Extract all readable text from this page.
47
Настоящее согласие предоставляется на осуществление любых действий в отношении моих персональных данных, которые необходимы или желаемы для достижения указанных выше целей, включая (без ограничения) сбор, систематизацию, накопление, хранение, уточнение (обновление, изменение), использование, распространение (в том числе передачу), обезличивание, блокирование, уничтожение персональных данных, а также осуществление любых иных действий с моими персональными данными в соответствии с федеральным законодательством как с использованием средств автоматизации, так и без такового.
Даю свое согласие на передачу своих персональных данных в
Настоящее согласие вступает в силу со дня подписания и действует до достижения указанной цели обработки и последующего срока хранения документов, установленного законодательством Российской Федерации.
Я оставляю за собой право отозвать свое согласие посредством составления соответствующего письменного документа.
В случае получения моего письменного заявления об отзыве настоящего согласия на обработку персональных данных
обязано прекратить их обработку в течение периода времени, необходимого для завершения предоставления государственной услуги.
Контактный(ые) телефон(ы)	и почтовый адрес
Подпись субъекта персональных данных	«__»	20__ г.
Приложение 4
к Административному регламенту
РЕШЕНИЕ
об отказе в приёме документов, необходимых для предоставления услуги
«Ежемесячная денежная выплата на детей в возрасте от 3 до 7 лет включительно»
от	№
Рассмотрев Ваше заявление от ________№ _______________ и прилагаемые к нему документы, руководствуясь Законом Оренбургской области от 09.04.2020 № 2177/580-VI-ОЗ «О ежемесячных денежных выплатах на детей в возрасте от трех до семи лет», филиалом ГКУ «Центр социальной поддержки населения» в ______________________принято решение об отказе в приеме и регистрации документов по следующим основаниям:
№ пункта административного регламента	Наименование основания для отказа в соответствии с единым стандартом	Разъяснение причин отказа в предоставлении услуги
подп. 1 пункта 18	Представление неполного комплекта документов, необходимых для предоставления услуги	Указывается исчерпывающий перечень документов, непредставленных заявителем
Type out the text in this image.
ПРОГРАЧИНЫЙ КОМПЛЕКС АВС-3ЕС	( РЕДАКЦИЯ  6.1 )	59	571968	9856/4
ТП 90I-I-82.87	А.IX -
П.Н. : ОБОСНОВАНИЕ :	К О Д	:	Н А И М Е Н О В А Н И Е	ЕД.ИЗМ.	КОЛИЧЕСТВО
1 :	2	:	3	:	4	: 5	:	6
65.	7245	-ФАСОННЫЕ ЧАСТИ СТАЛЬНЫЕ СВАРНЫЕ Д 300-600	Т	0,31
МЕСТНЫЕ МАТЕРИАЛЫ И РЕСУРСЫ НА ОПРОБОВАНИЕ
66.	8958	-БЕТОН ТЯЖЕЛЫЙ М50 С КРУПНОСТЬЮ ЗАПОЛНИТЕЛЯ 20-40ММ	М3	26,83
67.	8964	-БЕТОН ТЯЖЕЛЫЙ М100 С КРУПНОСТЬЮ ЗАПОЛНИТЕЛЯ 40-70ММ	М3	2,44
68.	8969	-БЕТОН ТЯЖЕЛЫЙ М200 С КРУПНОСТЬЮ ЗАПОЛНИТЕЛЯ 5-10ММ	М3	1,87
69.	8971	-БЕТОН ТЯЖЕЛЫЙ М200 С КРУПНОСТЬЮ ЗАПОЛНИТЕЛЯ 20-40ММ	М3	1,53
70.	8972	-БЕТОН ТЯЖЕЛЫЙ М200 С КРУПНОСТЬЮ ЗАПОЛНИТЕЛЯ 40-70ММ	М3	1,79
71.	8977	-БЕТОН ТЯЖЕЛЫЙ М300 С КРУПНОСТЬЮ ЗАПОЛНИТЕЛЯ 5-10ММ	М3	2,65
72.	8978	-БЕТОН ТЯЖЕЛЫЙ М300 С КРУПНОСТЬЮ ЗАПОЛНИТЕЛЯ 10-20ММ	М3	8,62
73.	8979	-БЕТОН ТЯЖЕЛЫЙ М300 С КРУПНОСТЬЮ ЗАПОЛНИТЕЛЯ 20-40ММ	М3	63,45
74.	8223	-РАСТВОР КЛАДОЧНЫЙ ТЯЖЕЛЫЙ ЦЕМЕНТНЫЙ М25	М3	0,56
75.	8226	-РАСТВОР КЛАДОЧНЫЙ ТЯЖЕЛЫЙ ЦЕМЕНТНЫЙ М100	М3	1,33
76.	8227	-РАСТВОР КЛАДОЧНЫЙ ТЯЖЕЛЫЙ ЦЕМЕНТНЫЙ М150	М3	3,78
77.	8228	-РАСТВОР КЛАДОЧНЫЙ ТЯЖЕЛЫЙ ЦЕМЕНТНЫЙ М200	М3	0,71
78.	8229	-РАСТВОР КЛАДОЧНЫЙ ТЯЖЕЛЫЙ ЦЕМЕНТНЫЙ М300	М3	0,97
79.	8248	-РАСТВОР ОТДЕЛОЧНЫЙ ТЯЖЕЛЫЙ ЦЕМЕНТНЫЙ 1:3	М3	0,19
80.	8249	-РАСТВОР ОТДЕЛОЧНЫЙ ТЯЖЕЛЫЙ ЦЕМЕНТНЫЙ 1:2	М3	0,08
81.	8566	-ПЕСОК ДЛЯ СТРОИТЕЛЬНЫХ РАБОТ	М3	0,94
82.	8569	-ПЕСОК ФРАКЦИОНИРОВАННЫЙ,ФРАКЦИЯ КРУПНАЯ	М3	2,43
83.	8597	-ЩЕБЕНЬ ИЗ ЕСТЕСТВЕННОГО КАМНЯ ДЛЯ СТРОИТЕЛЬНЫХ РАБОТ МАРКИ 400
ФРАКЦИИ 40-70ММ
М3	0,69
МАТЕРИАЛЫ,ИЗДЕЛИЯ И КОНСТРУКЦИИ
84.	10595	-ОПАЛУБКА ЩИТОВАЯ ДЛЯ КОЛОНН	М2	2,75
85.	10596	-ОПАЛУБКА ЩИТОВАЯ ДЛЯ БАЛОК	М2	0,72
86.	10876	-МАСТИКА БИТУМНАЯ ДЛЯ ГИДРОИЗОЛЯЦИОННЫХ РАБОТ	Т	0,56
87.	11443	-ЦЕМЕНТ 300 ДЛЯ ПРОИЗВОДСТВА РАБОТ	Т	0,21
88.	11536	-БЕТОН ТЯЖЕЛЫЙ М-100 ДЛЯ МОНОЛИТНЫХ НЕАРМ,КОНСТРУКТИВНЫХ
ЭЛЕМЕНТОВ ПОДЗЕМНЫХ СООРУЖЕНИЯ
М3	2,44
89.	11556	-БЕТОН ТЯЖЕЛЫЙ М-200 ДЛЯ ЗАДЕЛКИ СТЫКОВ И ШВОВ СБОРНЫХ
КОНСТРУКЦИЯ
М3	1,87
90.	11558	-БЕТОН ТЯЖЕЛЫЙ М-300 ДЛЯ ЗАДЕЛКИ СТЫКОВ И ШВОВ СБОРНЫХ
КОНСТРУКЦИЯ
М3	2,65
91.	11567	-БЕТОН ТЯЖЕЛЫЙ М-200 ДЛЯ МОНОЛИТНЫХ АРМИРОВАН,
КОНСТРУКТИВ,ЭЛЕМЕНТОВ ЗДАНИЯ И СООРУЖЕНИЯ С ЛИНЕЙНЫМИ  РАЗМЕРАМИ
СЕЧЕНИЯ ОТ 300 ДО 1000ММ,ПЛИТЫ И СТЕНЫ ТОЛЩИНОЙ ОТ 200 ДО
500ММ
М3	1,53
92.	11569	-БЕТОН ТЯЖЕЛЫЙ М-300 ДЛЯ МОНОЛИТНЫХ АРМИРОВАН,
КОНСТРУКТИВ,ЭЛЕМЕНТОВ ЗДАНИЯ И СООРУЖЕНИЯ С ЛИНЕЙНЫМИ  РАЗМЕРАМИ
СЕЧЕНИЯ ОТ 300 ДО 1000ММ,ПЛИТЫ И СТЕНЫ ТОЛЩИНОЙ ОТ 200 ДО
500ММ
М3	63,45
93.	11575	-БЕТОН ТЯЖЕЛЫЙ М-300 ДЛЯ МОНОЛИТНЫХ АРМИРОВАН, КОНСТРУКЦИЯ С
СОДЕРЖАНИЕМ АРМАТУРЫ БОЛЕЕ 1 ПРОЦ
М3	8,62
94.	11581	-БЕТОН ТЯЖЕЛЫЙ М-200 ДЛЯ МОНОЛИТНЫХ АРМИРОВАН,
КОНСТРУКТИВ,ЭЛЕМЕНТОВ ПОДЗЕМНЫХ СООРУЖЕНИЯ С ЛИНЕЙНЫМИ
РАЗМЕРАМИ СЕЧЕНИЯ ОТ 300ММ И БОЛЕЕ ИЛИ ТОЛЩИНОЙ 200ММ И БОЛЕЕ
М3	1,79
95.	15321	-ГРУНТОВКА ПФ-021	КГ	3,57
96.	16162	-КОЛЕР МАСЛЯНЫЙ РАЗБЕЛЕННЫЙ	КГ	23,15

※ ※ ※

Using the records above, copy each line that contains "предоставления".

Exercise response:
обязано прекратить их обработку в течение периода времени, необходимого для завершения предоставления государственной услуги.
об отказе в приёме документов, необходимых для предоставления услуги
подп. 1 пункта 18	Представление неполного комплекта документов, необходимых для предоставления услуги	Указывается исчерпывающий перечень документов, непредставленных заявителем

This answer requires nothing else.